§ Task:
Would you return the complete listing below word for word?

§ Record extracts:
---
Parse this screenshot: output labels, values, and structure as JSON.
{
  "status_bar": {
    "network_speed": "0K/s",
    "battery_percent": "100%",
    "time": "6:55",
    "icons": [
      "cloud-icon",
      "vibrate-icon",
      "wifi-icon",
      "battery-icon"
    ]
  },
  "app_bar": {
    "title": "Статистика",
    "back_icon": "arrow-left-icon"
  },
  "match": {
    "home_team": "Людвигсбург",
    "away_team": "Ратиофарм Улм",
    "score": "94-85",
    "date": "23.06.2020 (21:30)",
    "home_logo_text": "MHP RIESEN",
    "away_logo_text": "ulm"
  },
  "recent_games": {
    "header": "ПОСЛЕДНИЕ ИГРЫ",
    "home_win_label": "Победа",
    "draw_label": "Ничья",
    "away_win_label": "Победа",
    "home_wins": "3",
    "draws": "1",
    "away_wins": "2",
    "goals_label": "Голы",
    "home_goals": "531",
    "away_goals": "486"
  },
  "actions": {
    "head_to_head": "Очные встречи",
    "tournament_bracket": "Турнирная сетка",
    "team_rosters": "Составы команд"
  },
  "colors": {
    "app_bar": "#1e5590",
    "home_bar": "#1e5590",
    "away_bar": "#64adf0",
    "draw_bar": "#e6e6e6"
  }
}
---
§ Response for this exercise:
Parse this screenshot: output labels, values, and structure as JSON.
{
  "status_bar": {
    "network_speed": "0K/s",
    "battery_percent": "100%",
    "time": "6:55",
    "icons": [
      "cloud-icon",
      "vibrate-icon",
      "wifi-icon",
      "battery-icon"
    ]
  },
  "app_bar": {
    "title": "Статистика",
    "back_icon": "arrow-left-icon"
  },
  "match": {
    "home_team": "Людвигсбург",
    "away_team": "Ратиофарм Улм",
    "score": "94-85",
    "date": "23.06.2020 (21:30)",
    "home_logo_text": "MHP RIESEN",
    "away_logo_text": "ulm"
  },
  "recent_games": {
    "header": "ПОСЛЕДНИЕ ИГРЫ",
    "home_win_label": "Победа",
    "draw_label": "Ничья",
    "away_win_label": "Победа",
    "home_wins": "3",
    "draws": "1",
    "away_wins": "2",
    "goals_label": "Голы",
    "home_goals": "531",
    "away_goals": "486"
  },
  "actions": {
    "head_to_head": "Очные встречи",
    "tournament_bracket": "Турнирная сетка",
    "team_rosters": "Составы команд"
  },
  "colors": {
    "app_bar": "#1e5590",
    "home_bar": "#1e5590",
    "away_bar": "#64adf0",
    "draw_bar": "#e6e6e6"
  }
}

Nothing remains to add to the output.